_OBJECTIVE:_ Search the records for the word "start" and pick out every line that has it.

**** TASK INPUT

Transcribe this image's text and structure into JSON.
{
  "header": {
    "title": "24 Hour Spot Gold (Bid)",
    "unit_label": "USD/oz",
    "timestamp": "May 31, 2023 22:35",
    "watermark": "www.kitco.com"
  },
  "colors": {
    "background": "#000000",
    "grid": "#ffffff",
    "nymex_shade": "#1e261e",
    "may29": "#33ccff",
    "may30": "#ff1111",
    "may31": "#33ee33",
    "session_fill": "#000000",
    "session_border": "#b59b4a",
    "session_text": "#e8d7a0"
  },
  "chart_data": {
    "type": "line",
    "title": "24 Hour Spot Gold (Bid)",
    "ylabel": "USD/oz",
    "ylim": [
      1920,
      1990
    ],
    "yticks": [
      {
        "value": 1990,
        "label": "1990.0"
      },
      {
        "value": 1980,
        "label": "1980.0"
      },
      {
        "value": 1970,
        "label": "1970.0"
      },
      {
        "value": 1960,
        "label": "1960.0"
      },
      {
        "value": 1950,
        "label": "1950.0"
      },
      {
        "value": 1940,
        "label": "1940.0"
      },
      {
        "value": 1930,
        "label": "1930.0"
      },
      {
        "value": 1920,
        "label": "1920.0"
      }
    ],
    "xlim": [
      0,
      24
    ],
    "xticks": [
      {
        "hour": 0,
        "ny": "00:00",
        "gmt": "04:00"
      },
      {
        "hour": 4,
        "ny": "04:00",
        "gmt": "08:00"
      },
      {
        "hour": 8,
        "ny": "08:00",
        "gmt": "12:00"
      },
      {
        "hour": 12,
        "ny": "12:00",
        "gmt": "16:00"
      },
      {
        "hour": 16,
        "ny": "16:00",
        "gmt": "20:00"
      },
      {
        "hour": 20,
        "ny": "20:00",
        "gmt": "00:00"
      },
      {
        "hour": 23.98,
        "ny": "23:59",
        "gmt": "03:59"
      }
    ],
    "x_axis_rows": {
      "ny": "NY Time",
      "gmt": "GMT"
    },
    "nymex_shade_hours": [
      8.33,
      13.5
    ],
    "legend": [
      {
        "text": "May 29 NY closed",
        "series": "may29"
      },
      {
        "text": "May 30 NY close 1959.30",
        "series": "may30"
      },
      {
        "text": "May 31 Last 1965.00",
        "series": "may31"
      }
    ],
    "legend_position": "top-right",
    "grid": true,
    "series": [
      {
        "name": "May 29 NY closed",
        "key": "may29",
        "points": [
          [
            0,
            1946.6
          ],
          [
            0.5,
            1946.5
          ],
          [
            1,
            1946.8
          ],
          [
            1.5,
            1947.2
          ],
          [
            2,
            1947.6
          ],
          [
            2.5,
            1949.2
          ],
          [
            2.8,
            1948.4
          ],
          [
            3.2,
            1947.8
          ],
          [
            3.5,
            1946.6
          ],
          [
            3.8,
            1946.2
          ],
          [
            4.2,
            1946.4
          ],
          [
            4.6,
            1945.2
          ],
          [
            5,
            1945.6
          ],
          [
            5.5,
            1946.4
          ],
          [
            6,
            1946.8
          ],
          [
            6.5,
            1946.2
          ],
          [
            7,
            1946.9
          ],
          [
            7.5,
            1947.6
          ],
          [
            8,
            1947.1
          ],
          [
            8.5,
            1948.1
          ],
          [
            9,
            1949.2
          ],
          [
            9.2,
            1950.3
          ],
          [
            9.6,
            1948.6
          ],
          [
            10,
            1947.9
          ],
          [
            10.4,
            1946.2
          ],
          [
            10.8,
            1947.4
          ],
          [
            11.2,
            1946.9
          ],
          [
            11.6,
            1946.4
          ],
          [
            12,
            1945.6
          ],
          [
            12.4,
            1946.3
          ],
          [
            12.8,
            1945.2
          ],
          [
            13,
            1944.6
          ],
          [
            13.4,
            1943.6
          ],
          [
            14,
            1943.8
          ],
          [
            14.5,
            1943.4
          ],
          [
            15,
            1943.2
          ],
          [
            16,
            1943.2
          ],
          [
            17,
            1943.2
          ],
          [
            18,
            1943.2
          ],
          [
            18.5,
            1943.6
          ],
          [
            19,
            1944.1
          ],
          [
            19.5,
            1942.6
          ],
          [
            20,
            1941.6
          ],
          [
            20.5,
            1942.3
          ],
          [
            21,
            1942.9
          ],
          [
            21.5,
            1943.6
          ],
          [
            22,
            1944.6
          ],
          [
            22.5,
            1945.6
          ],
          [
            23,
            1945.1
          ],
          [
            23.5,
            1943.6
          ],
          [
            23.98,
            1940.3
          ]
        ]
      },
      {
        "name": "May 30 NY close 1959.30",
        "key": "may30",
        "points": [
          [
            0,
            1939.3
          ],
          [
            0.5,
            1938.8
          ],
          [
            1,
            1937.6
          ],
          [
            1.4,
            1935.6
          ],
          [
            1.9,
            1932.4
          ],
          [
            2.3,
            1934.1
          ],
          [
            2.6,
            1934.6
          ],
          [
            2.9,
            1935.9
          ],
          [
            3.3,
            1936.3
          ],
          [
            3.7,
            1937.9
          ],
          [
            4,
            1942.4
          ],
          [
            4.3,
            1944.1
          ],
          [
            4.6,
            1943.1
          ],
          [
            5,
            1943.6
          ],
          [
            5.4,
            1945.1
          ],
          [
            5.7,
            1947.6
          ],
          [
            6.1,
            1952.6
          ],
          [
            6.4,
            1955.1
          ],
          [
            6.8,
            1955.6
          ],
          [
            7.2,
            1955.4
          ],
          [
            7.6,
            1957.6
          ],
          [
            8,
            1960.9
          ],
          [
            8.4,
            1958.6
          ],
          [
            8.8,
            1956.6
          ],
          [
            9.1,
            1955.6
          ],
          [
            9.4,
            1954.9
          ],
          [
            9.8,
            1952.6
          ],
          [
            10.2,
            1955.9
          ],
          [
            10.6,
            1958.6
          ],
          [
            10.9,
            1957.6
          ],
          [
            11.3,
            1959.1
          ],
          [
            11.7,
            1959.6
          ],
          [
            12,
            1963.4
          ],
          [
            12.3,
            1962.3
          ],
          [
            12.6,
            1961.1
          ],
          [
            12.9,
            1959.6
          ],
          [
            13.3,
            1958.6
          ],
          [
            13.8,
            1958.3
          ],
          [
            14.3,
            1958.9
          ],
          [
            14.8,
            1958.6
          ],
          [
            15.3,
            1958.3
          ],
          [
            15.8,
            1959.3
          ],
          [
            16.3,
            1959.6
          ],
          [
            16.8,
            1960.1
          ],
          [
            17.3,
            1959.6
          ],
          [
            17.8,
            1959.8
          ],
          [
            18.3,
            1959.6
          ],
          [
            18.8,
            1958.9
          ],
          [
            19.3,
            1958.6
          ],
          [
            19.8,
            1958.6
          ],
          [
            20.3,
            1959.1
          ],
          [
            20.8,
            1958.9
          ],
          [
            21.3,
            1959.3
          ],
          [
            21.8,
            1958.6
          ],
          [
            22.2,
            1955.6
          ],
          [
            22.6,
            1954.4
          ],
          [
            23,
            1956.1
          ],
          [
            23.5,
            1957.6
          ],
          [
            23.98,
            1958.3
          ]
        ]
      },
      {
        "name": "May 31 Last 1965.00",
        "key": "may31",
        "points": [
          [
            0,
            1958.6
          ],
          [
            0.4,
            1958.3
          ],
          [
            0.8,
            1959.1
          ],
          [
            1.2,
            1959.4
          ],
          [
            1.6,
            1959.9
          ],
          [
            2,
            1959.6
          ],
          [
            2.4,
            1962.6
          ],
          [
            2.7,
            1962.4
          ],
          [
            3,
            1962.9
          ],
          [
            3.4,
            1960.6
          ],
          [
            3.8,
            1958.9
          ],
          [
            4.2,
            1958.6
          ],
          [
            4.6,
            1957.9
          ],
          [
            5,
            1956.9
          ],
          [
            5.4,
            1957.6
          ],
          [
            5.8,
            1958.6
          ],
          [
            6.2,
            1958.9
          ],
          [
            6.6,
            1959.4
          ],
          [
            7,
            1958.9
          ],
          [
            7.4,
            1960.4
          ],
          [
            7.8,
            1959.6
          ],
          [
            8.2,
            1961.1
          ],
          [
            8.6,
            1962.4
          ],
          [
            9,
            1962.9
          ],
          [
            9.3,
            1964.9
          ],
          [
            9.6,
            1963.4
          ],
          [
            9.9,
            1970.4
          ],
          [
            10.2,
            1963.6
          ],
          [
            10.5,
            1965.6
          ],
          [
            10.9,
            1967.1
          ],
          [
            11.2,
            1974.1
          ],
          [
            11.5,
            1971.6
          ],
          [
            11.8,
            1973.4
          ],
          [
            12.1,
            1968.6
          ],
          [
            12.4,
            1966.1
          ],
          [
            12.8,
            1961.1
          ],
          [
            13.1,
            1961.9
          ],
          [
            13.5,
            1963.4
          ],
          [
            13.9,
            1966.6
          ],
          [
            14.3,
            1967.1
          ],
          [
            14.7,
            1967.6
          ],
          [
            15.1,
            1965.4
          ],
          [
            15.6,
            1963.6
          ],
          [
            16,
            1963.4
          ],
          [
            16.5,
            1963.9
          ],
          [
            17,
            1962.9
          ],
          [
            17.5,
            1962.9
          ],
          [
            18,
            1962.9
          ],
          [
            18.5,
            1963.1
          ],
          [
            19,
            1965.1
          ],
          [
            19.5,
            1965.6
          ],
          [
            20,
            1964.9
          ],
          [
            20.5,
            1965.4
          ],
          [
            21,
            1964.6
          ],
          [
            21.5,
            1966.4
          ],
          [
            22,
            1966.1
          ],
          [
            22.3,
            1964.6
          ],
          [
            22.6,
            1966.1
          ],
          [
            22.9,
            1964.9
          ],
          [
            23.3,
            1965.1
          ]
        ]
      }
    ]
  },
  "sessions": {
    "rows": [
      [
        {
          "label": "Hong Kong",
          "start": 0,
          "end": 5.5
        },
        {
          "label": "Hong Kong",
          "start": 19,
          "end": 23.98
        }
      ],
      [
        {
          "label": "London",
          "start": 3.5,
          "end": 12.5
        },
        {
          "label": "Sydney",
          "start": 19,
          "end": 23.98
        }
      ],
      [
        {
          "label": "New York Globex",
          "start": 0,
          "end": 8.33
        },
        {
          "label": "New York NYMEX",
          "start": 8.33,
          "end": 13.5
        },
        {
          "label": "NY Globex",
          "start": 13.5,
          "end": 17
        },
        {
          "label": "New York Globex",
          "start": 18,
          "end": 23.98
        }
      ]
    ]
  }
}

********

_RESULT BELOW:_
          "start": 0,
          "start": 19,
          "start": 3.5,
          "start": 19,
          "start": 0,
          "start": 8.33,
          "start": 13.5,
          "start": 18,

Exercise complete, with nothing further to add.